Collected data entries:
--- BEGIN ---

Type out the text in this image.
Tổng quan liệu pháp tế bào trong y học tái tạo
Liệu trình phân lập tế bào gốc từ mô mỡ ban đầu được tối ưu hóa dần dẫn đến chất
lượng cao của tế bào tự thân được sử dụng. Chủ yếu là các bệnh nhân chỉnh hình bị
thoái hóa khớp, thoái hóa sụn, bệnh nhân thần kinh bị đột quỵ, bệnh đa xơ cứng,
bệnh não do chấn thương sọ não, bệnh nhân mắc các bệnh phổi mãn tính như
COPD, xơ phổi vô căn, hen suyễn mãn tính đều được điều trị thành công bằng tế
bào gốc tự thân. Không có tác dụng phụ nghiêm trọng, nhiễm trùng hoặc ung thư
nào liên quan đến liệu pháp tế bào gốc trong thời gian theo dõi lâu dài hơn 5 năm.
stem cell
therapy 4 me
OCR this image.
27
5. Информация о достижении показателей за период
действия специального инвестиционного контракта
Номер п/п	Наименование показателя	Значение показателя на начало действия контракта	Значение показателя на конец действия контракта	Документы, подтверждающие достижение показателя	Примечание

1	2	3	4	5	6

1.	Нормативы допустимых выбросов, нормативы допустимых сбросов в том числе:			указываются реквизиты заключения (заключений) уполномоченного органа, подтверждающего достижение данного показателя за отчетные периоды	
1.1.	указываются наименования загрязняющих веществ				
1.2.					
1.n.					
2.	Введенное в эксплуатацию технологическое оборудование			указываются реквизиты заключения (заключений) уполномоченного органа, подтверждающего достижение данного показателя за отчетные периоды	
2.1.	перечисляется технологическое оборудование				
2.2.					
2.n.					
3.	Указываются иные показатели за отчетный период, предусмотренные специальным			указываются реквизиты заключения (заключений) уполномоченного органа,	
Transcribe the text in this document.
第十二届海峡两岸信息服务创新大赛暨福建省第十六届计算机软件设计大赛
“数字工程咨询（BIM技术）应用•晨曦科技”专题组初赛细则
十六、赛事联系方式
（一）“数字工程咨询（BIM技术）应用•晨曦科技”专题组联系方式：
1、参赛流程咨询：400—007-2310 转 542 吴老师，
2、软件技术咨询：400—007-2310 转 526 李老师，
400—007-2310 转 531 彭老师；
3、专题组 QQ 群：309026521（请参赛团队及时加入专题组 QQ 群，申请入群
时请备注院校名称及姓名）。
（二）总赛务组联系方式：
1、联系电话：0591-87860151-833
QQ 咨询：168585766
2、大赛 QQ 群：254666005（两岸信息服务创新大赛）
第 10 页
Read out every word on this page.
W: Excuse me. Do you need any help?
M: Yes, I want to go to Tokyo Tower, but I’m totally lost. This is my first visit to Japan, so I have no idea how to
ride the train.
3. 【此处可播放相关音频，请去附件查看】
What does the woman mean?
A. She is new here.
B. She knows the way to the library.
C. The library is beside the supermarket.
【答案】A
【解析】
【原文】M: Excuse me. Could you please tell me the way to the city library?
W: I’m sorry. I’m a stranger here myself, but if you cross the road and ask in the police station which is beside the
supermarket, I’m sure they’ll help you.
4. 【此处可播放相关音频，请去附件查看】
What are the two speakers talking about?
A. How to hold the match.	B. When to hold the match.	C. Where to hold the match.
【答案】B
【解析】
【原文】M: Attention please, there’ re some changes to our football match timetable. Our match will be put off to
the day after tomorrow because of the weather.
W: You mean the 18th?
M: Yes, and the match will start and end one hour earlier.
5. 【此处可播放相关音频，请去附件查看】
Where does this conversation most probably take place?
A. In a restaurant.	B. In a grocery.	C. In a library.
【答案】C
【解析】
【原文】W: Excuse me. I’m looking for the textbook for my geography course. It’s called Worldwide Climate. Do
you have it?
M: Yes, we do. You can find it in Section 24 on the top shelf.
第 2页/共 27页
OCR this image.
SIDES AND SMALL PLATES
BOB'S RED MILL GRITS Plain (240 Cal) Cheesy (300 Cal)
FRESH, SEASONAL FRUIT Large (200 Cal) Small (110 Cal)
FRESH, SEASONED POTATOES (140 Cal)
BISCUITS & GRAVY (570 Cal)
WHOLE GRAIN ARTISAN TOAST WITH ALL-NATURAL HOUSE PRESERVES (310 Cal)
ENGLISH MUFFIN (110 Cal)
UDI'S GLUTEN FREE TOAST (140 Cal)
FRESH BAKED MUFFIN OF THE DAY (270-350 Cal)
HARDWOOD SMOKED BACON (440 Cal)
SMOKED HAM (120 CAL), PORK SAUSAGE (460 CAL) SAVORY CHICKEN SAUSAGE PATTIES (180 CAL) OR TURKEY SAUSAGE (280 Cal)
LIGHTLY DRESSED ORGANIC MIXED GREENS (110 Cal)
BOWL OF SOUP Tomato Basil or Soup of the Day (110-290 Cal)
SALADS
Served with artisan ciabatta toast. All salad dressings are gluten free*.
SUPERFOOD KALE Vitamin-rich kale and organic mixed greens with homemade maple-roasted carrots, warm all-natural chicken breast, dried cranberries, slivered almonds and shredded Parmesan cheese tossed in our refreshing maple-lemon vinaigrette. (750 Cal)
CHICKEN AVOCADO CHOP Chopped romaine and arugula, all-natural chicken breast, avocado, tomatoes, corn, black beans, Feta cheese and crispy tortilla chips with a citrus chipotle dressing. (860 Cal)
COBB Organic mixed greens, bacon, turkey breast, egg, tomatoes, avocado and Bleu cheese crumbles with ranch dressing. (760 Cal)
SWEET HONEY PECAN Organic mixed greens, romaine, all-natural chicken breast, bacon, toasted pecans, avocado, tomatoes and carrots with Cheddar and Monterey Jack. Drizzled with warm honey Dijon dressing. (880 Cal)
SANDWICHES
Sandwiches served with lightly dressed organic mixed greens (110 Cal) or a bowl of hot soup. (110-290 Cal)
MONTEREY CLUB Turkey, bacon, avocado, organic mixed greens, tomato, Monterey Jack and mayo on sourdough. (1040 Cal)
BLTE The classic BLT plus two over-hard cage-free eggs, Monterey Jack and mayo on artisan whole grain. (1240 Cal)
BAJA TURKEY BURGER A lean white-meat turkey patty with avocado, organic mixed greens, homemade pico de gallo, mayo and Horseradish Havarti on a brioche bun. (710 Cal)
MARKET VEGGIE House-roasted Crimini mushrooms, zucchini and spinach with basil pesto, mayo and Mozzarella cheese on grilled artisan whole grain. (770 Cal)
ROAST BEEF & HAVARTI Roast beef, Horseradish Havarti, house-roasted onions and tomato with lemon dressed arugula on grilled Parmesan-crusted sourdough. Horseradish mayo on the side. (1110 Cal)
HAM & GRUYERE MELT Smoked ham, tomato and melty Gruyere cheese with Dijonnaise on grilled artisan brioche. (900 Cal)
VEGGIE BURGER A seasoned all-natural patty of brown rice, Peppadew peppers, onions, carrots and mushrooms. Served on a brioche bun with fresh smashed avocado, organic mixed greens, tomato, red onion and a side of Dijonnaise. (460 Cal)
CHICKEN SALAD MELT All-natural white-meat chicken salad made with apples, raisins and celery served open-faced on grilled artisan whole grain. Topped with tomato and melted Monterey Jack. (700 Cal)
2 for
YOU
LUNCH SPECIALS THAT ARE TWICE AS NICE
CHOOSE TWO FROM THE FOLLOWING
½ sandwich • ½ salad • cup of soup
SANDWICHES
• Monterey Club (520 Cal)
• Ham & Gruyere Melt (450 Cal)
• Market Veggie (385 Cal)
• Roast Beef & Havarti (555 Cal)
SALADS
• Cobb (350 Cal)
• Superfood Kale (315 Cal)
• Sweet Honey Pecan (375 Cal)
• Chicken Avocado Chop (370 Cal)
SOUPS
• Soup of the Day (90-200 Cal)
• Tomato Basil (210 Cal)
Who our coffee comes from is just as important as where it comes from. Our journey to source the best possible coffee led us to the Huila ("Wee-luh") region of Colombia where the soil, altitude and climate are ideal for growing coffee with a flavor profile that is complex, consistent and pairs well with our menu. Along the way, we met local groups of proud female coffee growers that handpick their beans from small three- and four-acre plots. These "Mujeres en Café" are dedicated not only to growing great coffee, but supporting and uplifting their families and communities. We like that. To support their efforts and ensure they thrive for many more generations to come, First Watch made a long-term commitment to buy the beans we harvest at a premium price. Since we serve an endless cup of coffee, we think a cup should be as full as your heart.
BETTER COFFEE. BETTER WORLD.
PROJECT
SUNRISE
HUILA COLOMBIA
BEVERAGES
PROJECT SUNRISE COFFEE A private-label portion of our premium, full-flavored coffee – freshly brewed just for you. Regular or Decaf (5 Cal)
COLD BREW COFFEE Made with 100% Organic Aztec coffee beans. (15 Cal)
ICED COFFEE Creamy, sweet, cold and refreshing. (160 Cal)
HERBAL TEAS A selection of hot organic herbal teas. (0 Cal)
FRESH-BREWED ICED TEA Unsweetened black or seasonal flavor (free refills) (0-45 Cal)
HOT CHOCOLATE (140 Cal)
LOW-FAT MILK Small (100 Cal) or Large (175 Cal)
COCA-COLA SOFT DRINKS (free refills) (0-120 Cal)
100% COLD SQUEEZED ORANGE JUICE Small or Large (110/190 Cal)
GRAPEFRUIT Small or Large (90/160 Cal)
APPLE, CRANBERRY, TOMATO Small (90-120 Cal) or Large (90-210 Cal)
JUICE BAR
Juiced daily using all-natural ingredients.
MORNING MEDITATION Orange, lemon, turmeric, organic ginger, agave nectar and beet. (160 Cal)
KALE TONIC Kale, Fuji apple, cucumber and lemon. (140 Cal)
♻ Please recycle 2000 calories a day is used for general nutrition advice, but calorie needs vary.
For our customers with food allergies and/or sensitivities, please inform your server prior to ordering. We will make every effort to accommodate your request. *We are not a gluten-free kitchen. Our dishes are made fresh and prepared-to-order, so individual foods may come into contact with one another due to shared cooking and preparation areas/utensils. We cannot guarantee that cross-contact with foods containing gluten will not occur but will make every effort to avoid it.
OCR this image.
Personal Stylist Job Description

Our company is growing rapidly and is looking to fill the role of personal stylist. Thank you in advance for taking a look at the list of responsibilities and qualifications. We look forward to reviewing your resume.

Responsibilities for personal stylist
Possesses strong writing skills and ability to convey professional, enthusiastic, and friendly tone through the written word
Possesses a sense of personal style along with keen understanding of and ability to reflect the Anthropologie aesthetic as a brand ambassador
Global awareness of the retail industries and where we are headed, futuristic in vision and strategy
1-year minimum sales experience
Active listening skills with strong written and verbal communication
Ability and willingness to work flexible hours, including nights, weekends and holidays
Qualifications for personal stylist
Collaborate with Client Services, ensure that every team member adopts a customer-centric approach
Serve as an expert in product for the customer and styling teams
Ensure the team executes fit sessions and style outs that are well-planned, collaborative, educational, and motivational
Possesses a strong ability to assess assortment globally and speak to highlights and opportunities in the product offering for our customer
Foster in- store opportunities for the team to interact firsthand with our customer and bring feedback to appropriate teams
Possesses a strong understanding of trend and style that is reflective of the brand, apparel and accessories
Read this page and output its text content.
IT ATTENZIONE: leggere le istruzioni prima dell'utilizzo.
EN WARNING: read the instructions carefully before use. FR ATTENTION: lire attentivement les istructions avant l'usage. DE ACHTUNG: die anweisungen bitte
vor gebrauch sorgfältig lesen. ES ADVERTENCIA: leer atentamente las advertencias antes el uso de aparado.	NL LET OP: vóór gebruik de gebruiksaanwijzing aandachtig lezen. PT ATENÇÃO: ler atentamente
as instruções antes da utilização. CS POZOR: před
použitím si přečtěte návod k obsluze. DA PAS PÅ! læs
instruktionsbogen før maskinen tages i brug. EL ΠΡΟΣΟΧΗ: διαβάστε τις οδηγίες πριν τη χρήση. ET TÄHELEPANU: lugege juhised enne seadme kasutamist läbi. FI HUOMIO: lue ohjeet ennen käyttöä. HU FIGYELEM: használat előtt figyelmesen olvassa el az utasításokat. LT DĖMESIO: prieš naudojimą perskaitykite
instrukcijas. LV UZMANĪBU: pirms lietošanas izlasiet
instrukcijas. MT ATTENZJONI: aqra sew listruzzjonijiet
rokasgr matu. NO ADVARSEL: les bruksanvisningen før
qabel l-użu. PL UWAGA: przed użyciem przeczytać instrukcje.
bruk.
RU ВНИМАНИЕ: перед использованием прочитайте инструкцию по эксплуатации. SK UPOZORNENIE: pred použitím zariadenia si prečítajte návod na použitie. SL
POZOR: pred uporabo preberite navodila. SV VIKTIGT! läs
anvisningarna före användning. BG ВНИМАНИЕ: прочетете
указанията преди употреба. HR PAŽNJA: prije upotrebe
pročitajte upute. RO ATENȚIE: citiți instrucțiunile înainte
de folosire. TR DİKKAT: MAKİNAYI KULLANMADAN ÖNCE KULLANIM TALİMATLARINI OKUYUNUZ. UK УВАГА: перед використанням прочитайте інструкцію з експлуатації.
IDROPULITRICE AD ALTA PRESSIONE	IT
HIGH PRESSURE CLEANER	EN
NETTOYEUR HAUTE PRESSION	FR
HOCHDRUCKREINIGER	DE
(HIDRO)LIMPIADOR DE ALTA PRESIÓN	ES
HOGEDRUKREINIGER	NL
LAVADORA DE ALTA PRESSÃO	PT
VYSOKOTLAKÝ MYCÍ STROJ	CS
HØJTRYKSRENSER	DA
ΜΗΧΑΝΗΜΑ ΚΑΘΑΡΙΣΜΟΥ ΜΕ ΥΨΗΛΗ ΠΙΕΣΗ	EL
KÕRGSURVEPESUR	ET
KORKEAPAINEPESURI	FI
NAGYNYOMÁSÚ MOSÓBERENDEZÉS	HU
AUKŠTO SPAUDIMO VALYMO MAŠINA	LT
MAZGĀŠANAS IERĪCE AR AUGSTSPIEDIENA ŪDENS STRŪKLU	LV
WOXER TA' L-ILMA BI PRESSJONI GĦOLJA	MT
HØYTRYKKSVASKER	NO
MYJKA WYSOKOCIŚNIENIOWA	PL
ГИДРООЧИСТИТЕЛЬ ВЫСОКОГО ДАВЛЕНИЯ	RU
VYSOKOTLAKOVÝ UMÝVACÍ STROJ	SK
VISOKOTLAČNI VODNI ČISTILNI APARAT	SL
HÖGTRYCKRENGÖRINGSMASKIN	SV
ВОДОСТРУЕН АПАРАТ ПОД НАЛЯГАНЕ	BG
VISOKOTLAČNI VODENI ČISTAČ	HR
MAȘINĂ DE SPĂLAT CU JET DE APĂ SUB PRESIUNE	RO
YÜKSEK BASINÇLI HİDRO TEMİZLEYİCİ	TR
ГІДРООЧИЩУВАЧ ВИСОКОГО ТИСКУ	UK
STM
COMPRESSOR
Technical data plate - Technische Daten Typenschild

--- END ---

* Work required *
From the listing above, copy all lines holding the word "уполномоченного".

* Response for this exercise *
1.	Нормативы допустимых выбросов, нормативы допустимых сбросов в том числе:			указываются реквизиты заключения (заключений) уполномоченного органа, подтверждающего достижение данного показателя за отчетные периоды	
2.	Введенное в эксплуатацию технологическое оборудование			указываются реквизиты заключения (заключений) уполномоченного органа, подтверждающего достижение данного показателя за отчетные периоды	
3.	Указываются иные показатели за отчетный период, предусмотренные специальным			указываются реквизиты заключения (заключений) уполномоченного органа,	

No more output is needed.